### Prompt:
Write out, please, the line containing "Read out every word on this page." together with all lines after it, up to and including the last one, with no other output.

### Stored records:
------------------------------------------------

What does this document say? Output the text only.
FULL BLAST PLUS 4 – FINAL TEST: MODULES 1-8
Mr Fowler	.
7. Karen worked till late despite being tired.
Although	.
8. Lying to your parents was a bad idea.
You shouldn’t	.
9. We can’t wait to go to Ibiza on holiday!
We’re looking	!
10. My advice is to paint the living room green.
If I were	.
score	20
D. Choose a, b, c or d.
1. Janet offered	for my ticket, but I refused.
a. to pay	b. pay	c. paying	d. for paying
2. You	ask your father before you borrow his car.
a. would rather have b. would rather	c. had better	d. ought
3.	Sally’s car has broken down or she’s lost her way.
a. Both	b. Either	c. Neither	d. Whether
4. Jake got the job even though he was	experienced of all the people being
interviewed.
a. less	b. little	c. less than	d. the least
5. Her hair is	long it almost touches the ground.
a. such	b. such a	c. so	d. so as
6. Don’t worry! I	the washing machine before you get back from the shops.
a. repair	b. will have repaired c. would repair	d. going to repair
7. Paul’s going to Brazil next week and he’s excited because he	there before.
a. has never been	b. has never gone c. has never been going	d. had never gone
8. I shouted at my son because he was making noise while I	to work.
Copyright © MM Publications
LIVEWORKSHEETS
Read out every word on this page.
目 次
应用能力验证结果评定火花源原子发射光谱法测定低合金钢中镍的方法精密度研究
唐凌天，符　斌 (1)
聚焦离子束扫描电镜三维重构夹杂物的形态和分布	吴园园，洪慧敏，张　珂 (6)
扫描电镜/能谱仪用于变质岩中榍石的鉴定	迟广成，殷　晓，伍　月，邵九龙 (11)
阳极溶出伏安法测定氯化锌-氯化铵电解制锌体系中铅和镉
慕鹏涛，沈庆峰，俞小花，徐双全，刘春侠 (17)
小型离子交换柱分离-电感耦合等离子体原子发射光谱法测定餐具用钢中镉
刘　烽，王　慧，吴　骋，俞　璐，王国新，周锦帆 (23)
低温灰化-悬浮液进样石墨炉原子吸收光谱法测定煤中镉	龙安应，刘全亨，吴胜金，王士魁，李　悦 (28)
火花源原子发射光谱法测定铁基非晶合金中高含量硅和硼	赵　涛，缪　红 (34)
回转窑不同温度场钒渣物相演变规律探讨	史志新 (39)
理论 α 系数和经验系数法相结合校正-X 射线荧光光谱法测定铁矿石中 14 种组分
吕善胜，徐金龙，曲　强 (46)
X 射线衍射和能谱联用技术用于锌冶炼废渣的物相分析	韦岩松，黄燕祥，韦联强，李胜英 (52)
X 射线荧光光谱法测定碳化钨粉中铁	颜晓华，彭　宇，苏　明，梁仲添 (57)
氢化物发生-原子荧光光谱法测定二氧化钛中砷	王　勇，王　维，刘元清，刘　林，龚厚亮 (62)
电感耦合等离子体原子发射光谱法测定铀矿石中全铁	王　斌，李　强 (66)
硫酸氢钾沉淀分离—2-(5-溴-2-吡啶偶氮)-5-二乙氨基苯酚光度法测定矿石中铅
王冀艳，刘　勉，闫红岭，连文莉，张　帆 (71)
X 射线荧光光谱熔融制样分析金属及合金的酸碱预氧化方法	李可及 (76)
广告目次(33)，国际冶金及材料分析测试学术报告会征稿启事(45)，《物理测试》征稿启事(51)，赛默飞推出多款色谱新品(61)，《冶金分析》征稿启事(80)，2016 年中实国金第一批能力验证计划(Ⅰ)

------------------------------------------------

### Reply:
Read out every word on this page.
目 次
应用能力验证结果评定火花源原子发射光谱法测定低合金钢中镍的方法精密度研究
唐凌天，符　斌 (1)
聚焦离子束扫描电镜三维重构夹杂物的形态和分布	吴园园，洪慧敏，张　珂 (6)
扫描电镜/能谱仪用于变质岩中榍石的鉴定	迟广成，殷　晓，伍　月，邵九龙 (11)
阳极溶出伏安法测定氯化锌-氯化铵电解制锌体系中铅和镉
慕鹏涛，沈庆峰，俞小花，徐双全，刘春侠 (17)
小型离子交换柱分离-电感耦合等离子体原子发射光谱法测定餐具用钢中镉
刘　烽，王　慧，吴　骋，俞　璐，王国新，周锦帆 (23)
低温灰化-悬浮液进样石墨炉原子吸收光谱法测定煤中镉	龙安应，刘全亨，吴胜金，王士魁，李　悦 (28)
火花源原子发射光谱法测定铁基非晶合金中高含量硅和硼	赵　涛，缪　红 (34)
回转窑不同温度场钒渣物相演变规律探讨	史志新 (39)
理论 α 系数和经验系数法相结合校正-X 射线荧光光谱法测定铁矿石中 14 种组分
吕善胜，徐金龙，曲　强 (46)
X 射线衍射和能谱联用技术用于锌冶炼废渣的物相分析	韦岩松，黄燕祥，韦联强，李胜英 (52)
X 射线荧光光谱法测定碳化钨粉中铁	颜晓华，彭　宇，苏　明，梁仲添 (57)
氢化物发生-原子荧光光谱法测定二氧化钛中砷	王　勇，王　维，刘元清，刘　林，龚厚亮 (62)
电感耦合等离子体原子发射光谱法测定铀矿石中全铁	王　斌，李　强 (66)
硫酸氢钾沉淀分离—2-(5-溴-2-吡啶偶氮)-5-二乙氨基苯酚光度法测定矿石中铅
王冀艳，刘　勉，闫红岭，连文莉，张　帆 (71)
X 射线荧光光谱熔融制样分析金属及合金的酸碱预氧化方法	李可及 (76)
广告目次(33)，国际冶金及材料分析测试学术报告会征稿启事(45)，《物理测试》征稿启事(51)，赛默飞推出多款色谱新品(61)，《冶金分析》征稿启事(80)，2016 年中实国金第一批能力验证计划(Ⅰ)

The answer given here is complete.